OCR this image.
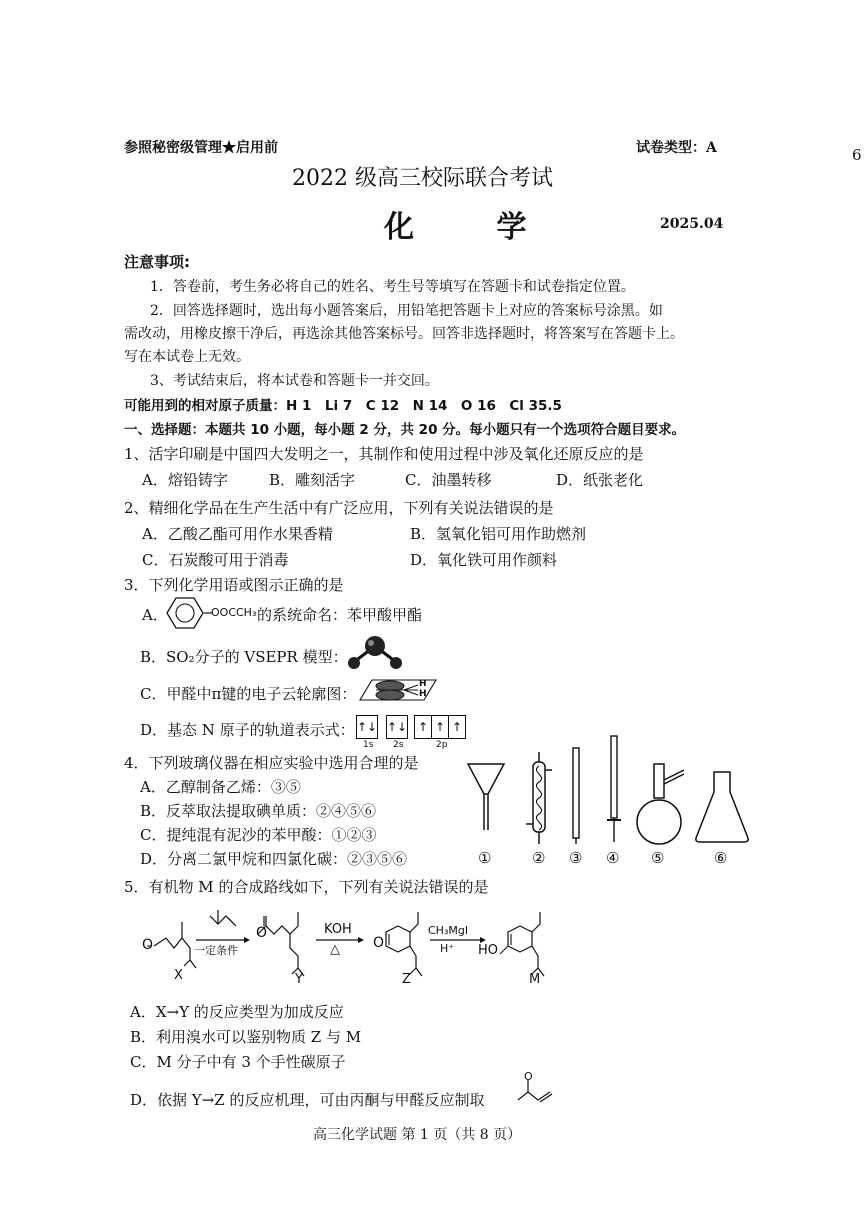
6
参照秘密级管理★启用前	试卷类型：A
2022 级高三校际联合考试
化 学	2025.04
注意事项:
1．答卷前，考生务必将自己的姓名、考生号等填写在答题卡和试卷指定位置。
2．回答选择题时，选出每小题答案后，用铅笔把答题卡上对应的答案标号涂黑。如
需改动，用橡皮擦干净后，再选涂其他答案标号。回答非选择题时，将答案写在答题卡上。
写在本试卷上无效。
3、考试结束后，将本试卷和答题卡一并交回。
可能用到的相对原子质量：H 1　Li 7　C 12　N 14　O 16　Cl 35.5
一、选择题：本题共 10 小题，每小题 2 分，共 20 分。每小题只有一个选项符合题目要求。
1、活字印刷是中国四大发明之一，其制作和使用过程中涉及氧化还原反应的是
A．熔铅铸字	B．雕刻活字	C．油墨转移	D．纸张老化
2、精细化学品在生产生活中有广泛应用，下列有关说法错误的是
A．乙酸乙酯可用作水果香精	B．氢氧化铝可用作助燃剂
C．石炭酸可用于消毒	D．氧化铁可用作颜料
3．下列化学用语或图示正确的是
A．	OOCCH₃ 的系统命名：苯甲酸甲酯
B．SO₂分子的 VSEPR 模型：
C．甲醛中π键的电子云轮廓图：
H
H
D．基态 N 原子的轨道表示式： ↑↓ ↑↓ ↑ ↑ ↑
1s 2s	2p
4．下列玻璃仪器在相应实验中选用合理的是
A．乙醇制备乙烯：③⑤
B．反萃取法提取碘单质：②④⑤⑥
C．提纯混有泥沙的苯甲酸：①②③
D．分离二氯甲烷和四氯化碳：②③⑤⑥	①	② ③ ④ ⑤	⑥
5．有机物 M 的合成路线如下，下列有关说法错误的是
O
O
O
一定条件
KOH
△
CH₃MgI
H⁺ HO
X	Y	Z	M
A．X→Y 的反应类型为加成反应
B．利用溴水可以鉴别物质 Z 与 M
C．M 分子中有 3 个手性碳原子
D．依据 Y→Z 的反应机理，可由丙酮与甲醛反应制取
O
高三化学试题 第 1 页（共 8 页）
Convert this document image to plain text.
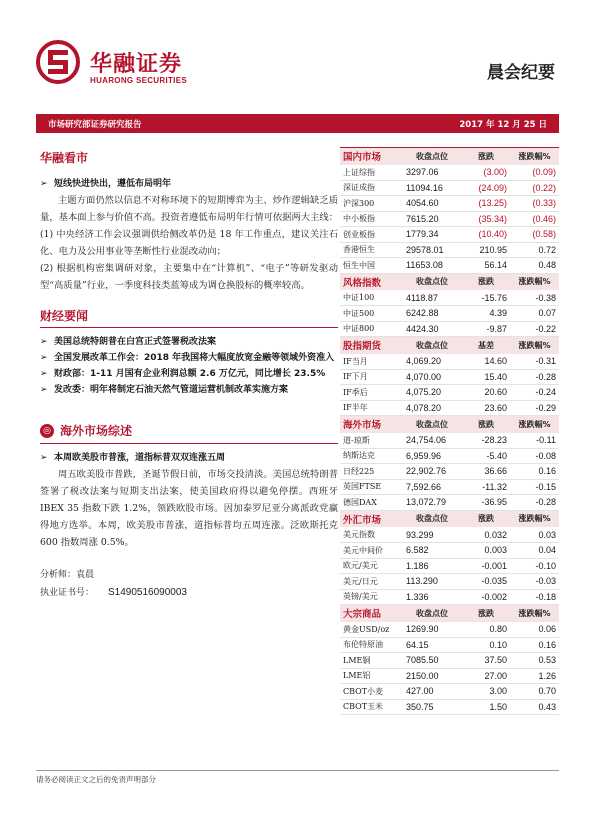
华融证券
HUARONG SECURITIES	晨会纪要
市场研究部证券研究报告	2017 年 12 月 25 日
华融看市
➢ 短线快进快出，遵低布局明年

主题方面仍然以信息不对称环境下的短期博弈为主、炒作逻辑缺乏质量，基本面上参与价值不高。投资者遵低布局明年行情可依据两大主线：(1) 中央经济工作会议强调供给侧改革仍是 18 年工作重点，建议关注石化、电力及公用事业等垄断性行业混改动向；

(2) 根据机构密集调研对象，主要集中在“计算机”、“电子”等研发驱动型“高质量”行业，一季度科技类蓝筹成为调仓换股标的概率较高。

财经要闻
➢ 美国总统特朗普在白宫正式签署税改法案
➢ 全国发展改革工作会：2018 年我国将大幅度放宽金融等领域外资准入
➢ 财政部：1-11 月国有企业利润总额 2.6 万亿元，同比增长 23.5%
➢ 发改委：明年将制定石油天然气管道运营机制改革实施方案
◎ 海外市场综述
➢ 本周欧美股市普涨，道指标普双双连涨五周

周五欧美股市普跌，圣诞节假日前，市场交投清淡。美国总统特朗普签署了税改法案与短期支出法案，使美国政府得以避免停摆。西班牙 IBEX 35 指数下跌 1.2%，领跌欧股市场。因加泰罗尼亚分离派政党赢得地方选举。本周，欧美股市普涨，道指标普均五周连涨。泛欧斯托克 600 指数周涨 0.5%。

分析师：袁晨
执业证书号： S1490516090003
国内市场	收盘点位	涨跌	涨跌幅%
上证综指	3297.06	(3.00)	(0.09)
深证成指	11094.16	(24.09)	(0.22)
沪深300	4054.60	(13.25)	(0.33)
中小板指	7615.20	(35.34)	(0.46)
创业板指	1779.34	(10.40)	(0.58)
香港恒生	29578.01	210.95	0.72
恒生中国	11653.08	56.14	0.48
风格指数	收盘点位	涨跌	涨跌幅%
中证100	4118.87	-15.76	-0.38
中证500	6242.88	4.39	0.07
中证800	4424.30	-9.87	-0.22
股指期货	收盘点位	基差	涨跌幅%
IF当月	4,069.20	14.60	-0.31
IF下月	4,070.00	15.40	-0.28
IF季后	4,075.20	20.60	-0.24
IF半年	4,078.20	23.60	-0.29
海外市场	收盘点位	涨跌	涨跌幅%
道-琼斯	24,754.06	-28.23	-0.11
纳斯达克	6,959.96	-5.40	-0.08
日经225	22,902.76	36.66	0.16
英国FTSE	7,592.66	-11.32	-0.15
德国DAX	13,072.79	-36.95	-0.28
外汇市场	收盘点位	涨跌	涨跌幅%
美元指数	93.299	0.032	0.03
美元中间价	6.582	0.003	0.04
欧元/美元	1.186	-0.001	-0.10
美元/日元	113.290	-0.035	-0.03
英镑/美元	1.336	-0.002	-0.18
大宗商品	收盘点位	涨跌	涨跌幅%
黄金USD/oz	1269.90	0.80	0.06
布伦特原油	64.15	0.10	0.16
LME铜	7085.50	37.50	0.53
LME铝	2150.00	27.00	1.26
CBOT小麦	427.00	3.00	0.70
CBOT玉米	350.75	1.50	0.43
请务必阅读正文之后的免责声明部分
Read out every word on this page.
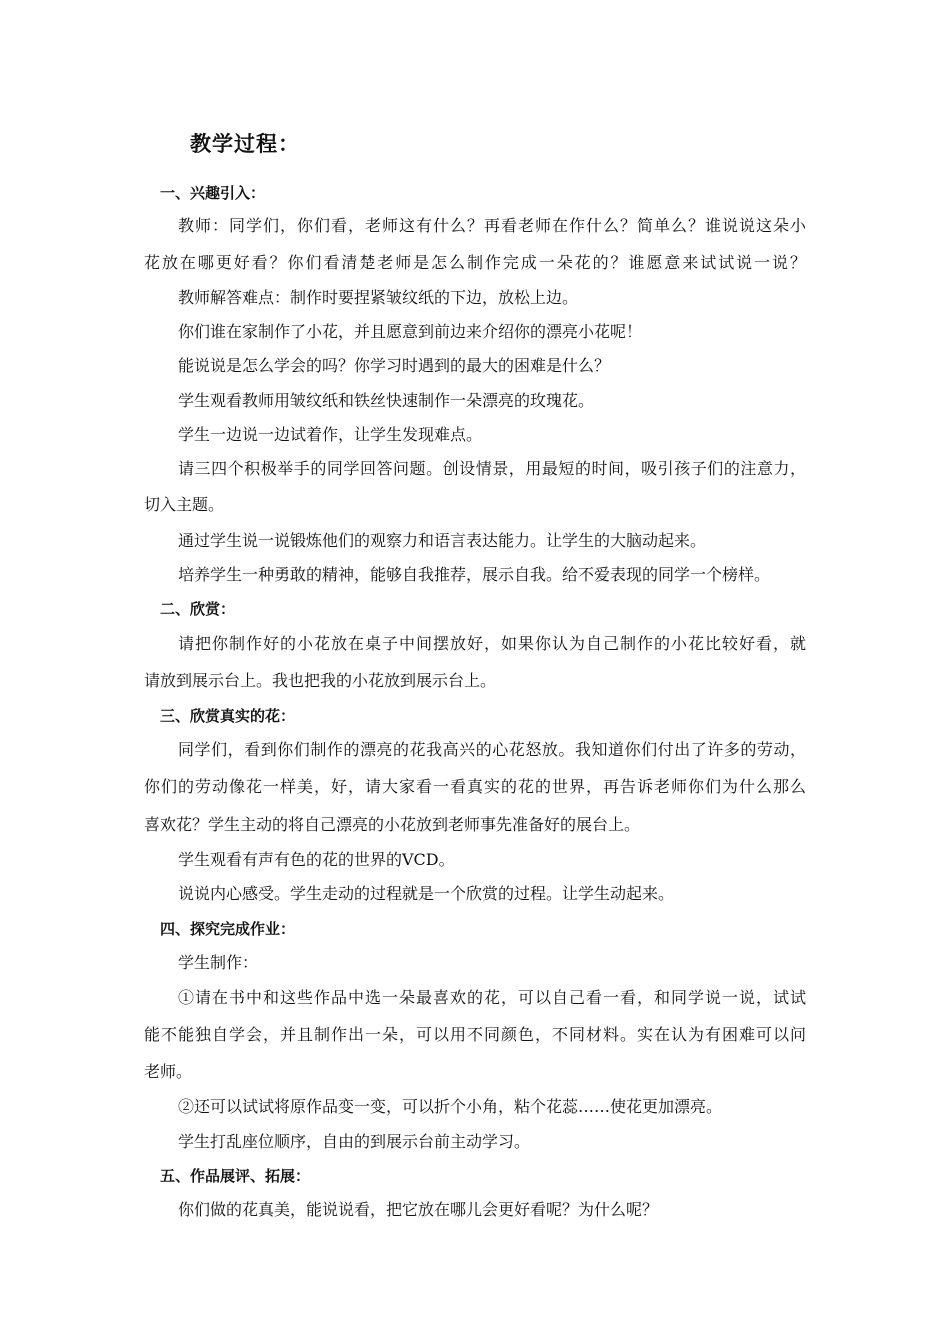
教学过程：
一、兴趣引入：
教师：同学们，你们看，老师这有什么？再看老师在作什么？简单么？谁说说这朵小
花放在哪更好看？你们看清楚老师是怎么制作完成一朵花的？谁愿意来试试说一说？
教师解答难点：制作时要捏紧皱纹纸的下边，放松上边。
你们谁在家制作了小花，并且愿意到前边来介绍你的漂亮小花呢！
能说说是怎么学会的吗？你学习时遇到的最大的困难是什么？
学生观看教师用皱纹纸和铁丝快速制作一朵漂亮的玫瑰花。
学生一边说一边试着作，让学生发现难点。
请三四个积极举手的同学回答问题。创设情景，用最短的时间，吸引孩子们的注意力，
切入主题。
通过学生说一说锻炼他们的观察力和语言表达能力。让学生的大脑动起来。
培养学生一种勇敢的精神，能够自我推荐，展示自我。给不爱表现的同学一个榜样。
二、欣赏：
请把你制作好的小花放在桌子中间摆放好，如果你认为自己制作的小花比较好看，就
请放到展示台上。我也把我的小花放到展示台上。
三、欣赏真实的花：
同学们，看到你们制作的漂亮的花我高兴的心花怒放。我知道你们付出了许多的劳动，
你们的劳动像花一样美，好，请大家看一看真实的花的世界，再告诉老师你们为什么那么
喜欢花？学生主动的将自己漂亮的小花放到老师事先准备好的展台上。
学生观看有声有色的花的世界的VCD。
说说内心感受。学生走动的过程就是一个欣赏的过程。让学生动起来。
四、探究完成作业：
学生制作：
①请在书中和这些作品中选一朵最喜欢的花，可以自己看一看，和同学说一说，试试
能不能独自学会，并且制作出一朵，可以用不同颜色，不同材料。实在认为有困难可以问
老师。
②还可以试试将原作品变一变，可以折个小角，粘个花蕊……使花更加漂亮。
学生打乱座位顺序，自由的到展示台前主动学习。
五、作品展评、拓展：
你们做的花真美，能说说看，把它放在哪儿会更好看呢？为什么呢？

Exercise description: With the pictures left out, write out exactly the lines from the line containing "Read out every word on this page." through the final line.

Completed task:
Read out every word on this page.
教学过程：
一、兴趣引入：
教师：同学们，你们看，老师这有什么？再看老师在作什么？简单么？谁说说这朵小
花放在哪更好看？你们看清楚老师是怎么制作完成一朵花的？谁愿意来试试说一说？
教师解答难点：制作时要捏紧皱纹纸的下边，放松上边。
你们谁在家制作了小花，并且愿意到前边来介绍你的漂亮小花呢！
能说说是怎么学会的吗？你学习时遇到的最大的困难是什么？
学生观看教师用皱纹纸和铁丝快速制作一朵漂亮的玫瑰花。
学生一边说一边试着作，让学生发现难点。
请三四个积极举手的同学回答问题。创设情景，用最短的时间，吸引孩子们的注意力，
切入主题。
通过学生说一说锻炼他们的观察力和语言表达能力。让学生的大脑动起来。
培养学生一种勇敢的精神，能够自我推荐，展示自我。给不爱表现的同学一个榜样。
二、欣赏：
请把你制作好的小花放在桌子中间摆放好，如果你认为自己制作的小花比较好看，就
请放到展示台上。我也把我的小花放到展示台上。
三、欣赏真实的花：
同学们，看到你们制作的漂亮的花我高兴的心花怒放。我知道你们付出了许多的劳动，
你们的劳动像花一样美，好，请大家看一看真实的花的世界，再告诉老师你们为什么那么
喜欢花？学生主动的将自己漂亮的小花放到老师事先准备好的展台上。
学生观看有声有色的花的世界的VCD。
说说内心感受。学生走动的过程就是一个欣赏的过程。让学生动起来。
四、探究完成作业：
学生制作：
①请在书中和这些作品中选一朵最喜欢的花，可以自己看一看，和同学说一说，试试
能不能独自学会，并且制作出一朵，可以用不同颜色，不同材料。实在认为有困难可以问
老师。
②还可以试试将原作品变一变，可以折个小角，粘个花蕊……使花更加漂亮。
学生打乱座位顺序，自由的到展示台前主动学习。
五、作品展评、拓展：
你们做的花真美，能说说看，把它放在哪儿会更好看呢？为什么呢？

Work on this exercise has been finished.